Stored data:
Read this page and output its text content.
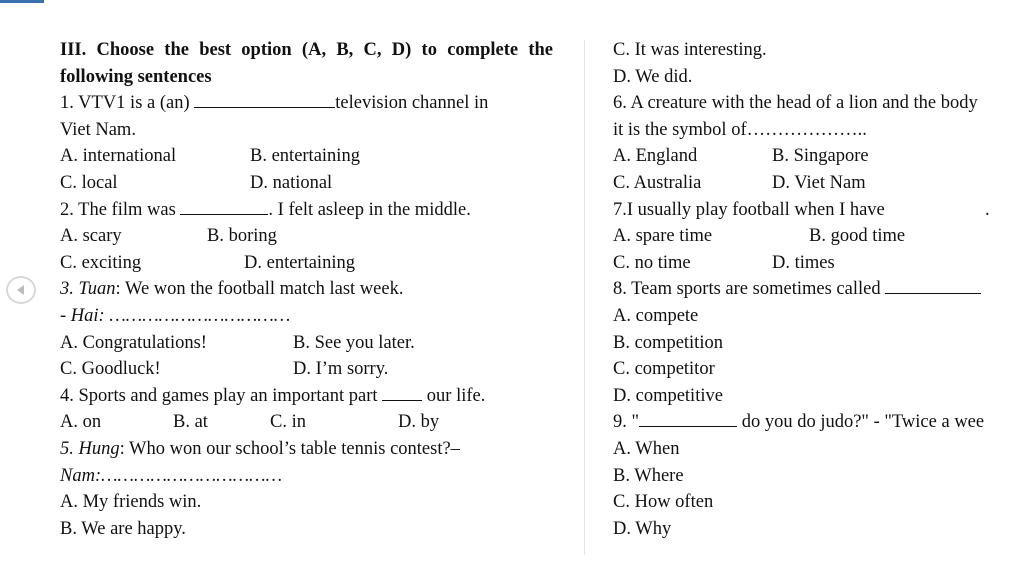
III. Choose the best option (A, B, C, D) to complete the
following sentences
1. VTV1 is a (an)	television channel in
Viet Nam.
A. international	B. entertaining
C. local	D. national
2. The film was	. I felt asleep in the middle.
A. scary	B. boring
C. exciting	D. entertaining
3. Tuan: We won the football match last week.
- Hai: ……………………………
A. Congratulations!	B. See you later.
C. Goodluck!	D. I’m sorry.
4. Sports and games play an important part  our life.
A. on	B. at	C. in	D. by
5. Hung: Who won our school’s table tennis contest?–
Nam:……………………………
A. My friends win.
B. We are happy.
C. It was interesting.
D. We did.
6. A creature with the head of a lion and the body
it is the symbol of………………..
A. England	B. Singapore
C. Australia	D. Viet Nam
7.I usually play football when I have	.
A. spare time	B. good time
C. no time	D. times
8. Team sports are sometimes called
A. compete
B. competition
C. competitor
D. competitive
9. "	do you do judo?" - "Twice a wee
A. When
B. Where
C. How often
D. Why
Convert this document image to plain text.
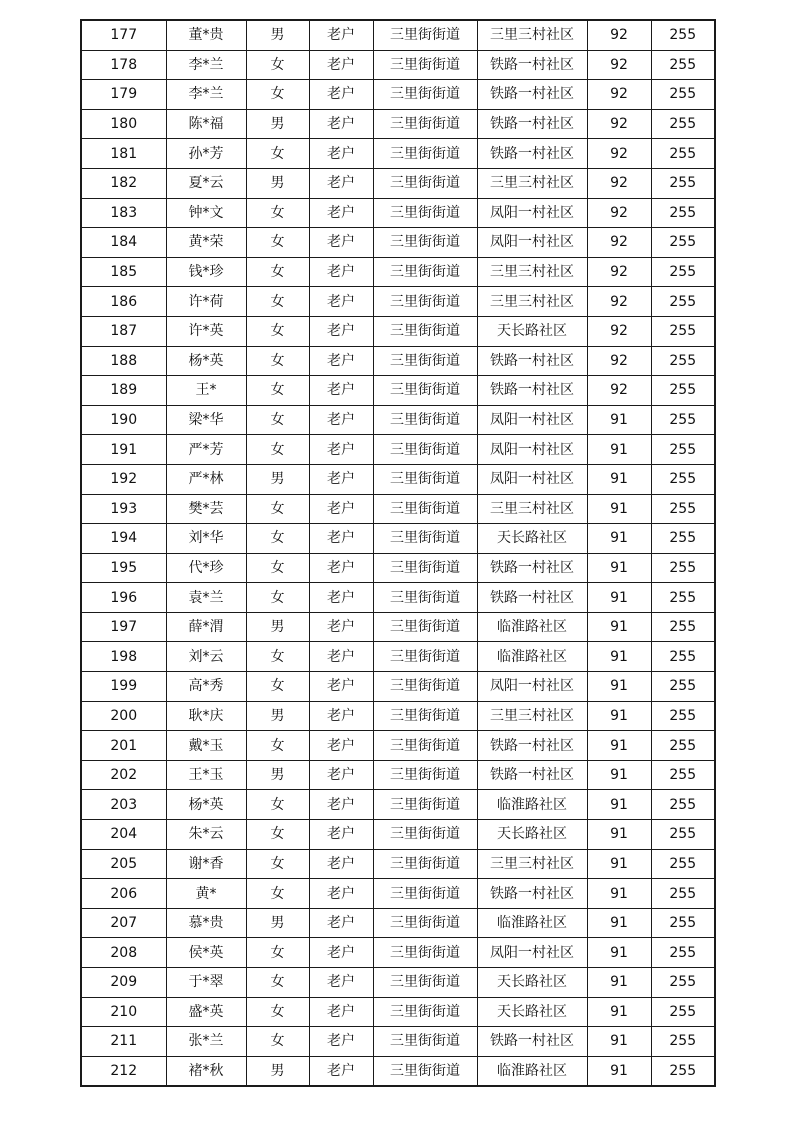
177	董*贵	男	老户	三里街街道	三里三村社区	92	255
178	李*兰	女	老户	三里街街道	铁路一村社区	92	255
179	李*兰	女	老户	三里街街道	铁路一村社区	92	255
180	陈*福	男	老户	三里街街道	铁路一村社区	92	255
181	孙*芳	女	老户	三里街街道	铁路一村社区	92	255
182	夏*云	男	老户	三里街街道	三里三村社区	92	255
183	钟*文	女	老户	三里街街道	凤阳一村社区	92	255
184	黄*荣	女	老户	三里街街道	凤阳一村社区	92	255
185	钱*珍	女	老户	三里街街道	三里三村社区	92	255
186	许*荷	女	老户	三里街街道	三里三村社区	92	255
187	许*英	女	老户	三里街街道	天长路社区	92	255
188	杨*英	女	老户	三里街街道	铁路一村社区	92	255
189	王*	女	老户	三里街街道	铁路一村社区	92	255
190	梁*华	女	老户	三里街街道	凤阳一村社区	91	255
191	严*芳	女	老户	三里街街道	凤阳一村社区	91	255
192	严*林	男	老户	三里街街道	凤阳一村社区	91	255
193	樊*芸	女	老户	三里街街道	三里三村社区	91	255
194	刘*华	女	老户	三里街街道	天长路社区	91	255
195	代*珍	女	老户	三里街街道	铁路一村社区	91	255
196	袁*兰	女	老户	三里街街道	铁路一村社区	91	255
197	薛*渭	男	老户	三里街街道	临淮路社区	91	255
198	刘*云	女	老户	三里街街道	临淮路社区	91	255
199	高*秀	女	老户	三里街街道	凤阳一村社区	91	255
200	耿*庆	男	老户	三里街街道	三里三村社区	91	255
201	戴*玉	女	老户	三里街街道	铁路一村社区	91	255
202	王*玉	男	老户	三里街街道	铁路一村社区	91	255
203	杨*英	女	老户	三里街街道	临淮路社区	91	255
204	朱*云	女	老户	三里街街道	天长路社区	91	255
205	谢*香	女	老户	三里街街道	三里三村社区	91	255
206	黄*	女	老户	三里街街道	铁路一村社区	91	255
207	慕*贵	男	老户	三里街街道	临淮路社区	91	255
208	侯*英	女	老户	三里街街道	凤阳一村社区	91	255
209	于*翠	女	老户	三里街街道	天长路社区	91	255
210	盛*英	女	老户	三里街街道	天长路社区	91	255
211	张*兰	女	老户	三里街街道	铁路一村社区	91	255
212	褚*秋	男	老户	三里街街道	临淮路社区	91	255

● REQUEST:
Restate each line of the records exactly; pictures do not belong in the copy.

● ANSWER BELOW:
Read this page and output its text content.
III. Choose the best option (A, B, C, D) to complete the
following sentences
1. VTV1 is a (an)	television channel in
Viet Nam.
A. international	B. entertaining
C. local	D. national
2. The film was	. I felt asleep in the middle.
A. scary	B. boring
C. exciting	D. entertaining
3. Tuan: We won the football match last week.
- Hai: ……………………………
A. Congratulations!	B. See you later.
C. Goodluck!	D. I’m sorry.
4. Sports and games play an important part  our life.
A. on	B. at	C. in	D. by
5. Hung: Who won our school’s table tennis contest?–
Nam:……………………………
A. My friends win.
B. We are happy.
C. It was interesting.
D. We did.
6. A creature with the head of a lion and the body
it is the symbol of………………..
A. England	B. Singapore
C. Australia	D. Viet Nam
7.I usually play football when I have	.
A. spare time	B. good time
C. no time	D. times
8. Team sports are sometimes called
A. compete
B. competition
C. competitor
D. competitive
9. "	do you do judo?" - "Twice a wee
A. When
B. Where
C. How often
D. Why
Convert this document image to plain text.
177	董*贵	男	老户	三里街街道	三里三村社区	92	255
178	李*兰	女	老户	三里街街道	铁路一村社区	92	255
179	李*兰	女	老户	三里街街道	铁路一村社区	92	255
180	陈*福	男	老户	三里街街道	铁路一村社区	92	255
181	孙*芳	女	老户	三里街街道	铁路一村社区	92	255
182	夏*云	男	老户	三里街街道	三里三村社区	92	255
183	钟*文	女	老户	三里街街道	凤阳一村社区	92	255
184	黄*荣	女	老户	三里街街道	凤阳一村社区	92	255
185	钱*珍	女	老户	三里街街道	三里三村社区	92	255
186	许*荷	女	老户	三里街街道	三里三村社区	92	255
187	许*英	女	老户	三里街街道	天长路社区	92	255
188	杨*英	女	老户	三里街街道	铁路一村社区	92	255
189	王*	女	老户	三里街街道	铁路一村社区	92	255
190	梁*华	女	老户	三里街街道	凤阳一村社区	91	255
191	严*芳	女	老户	三里街街道	凤阳一村社区	91	255
192	严*林	男	老户	三里街街道	凤阳一村社区	91	255
193	樊*芸	女	老户	三里街街道	三里三村社区	91	255
194	刘*华	女	老户	三里街街道	天长路社区	91	255
195	代*珍	女	老户	三里街街道	铁路一村社区	91	255
196	袁*兰	女	老户	三里街街道	铁路一村社区	91	255
197	薛*渭	男	老户	三里街街道	临淮路社区	91	255
198	刘*云	女	老户	三里街街道	临淮路社区	91	255
199	高*秀	女	老户	三里街街道	凤阳一村社区	91	255
200	耿*庆	男	老户	三里街街道	三里三村社区	91	255
201	戴*玉	女	老户	三里街街道	铁路一村社区	91	255
202	王*玉	男	老户	三里街街道	铁路一村社区	91	255
203	杨*英	女	老户	三里街街道	临淮路社区	91	255
204	朱*云	女	老户	三里街街道	天长路社区	91	255
205	谢*香	女	老户	三里街街道	三里三村社区	91	255
206	黄*	女	老户	三里街街道	铁路一村社区	91	255
207	慕*贵	男	老户	三里街街道	临淮路社区	91	255
208	侯*英	女	老户	三里街街道	凤阳一村社区	91	255
209	于*翠	女	老户	三里街街道	天长路社区	91	255
210	盛*英	女	老户	三里街街道	天长路社区	91	255
211	张*兰	女	老户	三里街街道	铁路一村社区	91	255
212	褚*秋	男	老户	三里街街道	临淮路社区	91	255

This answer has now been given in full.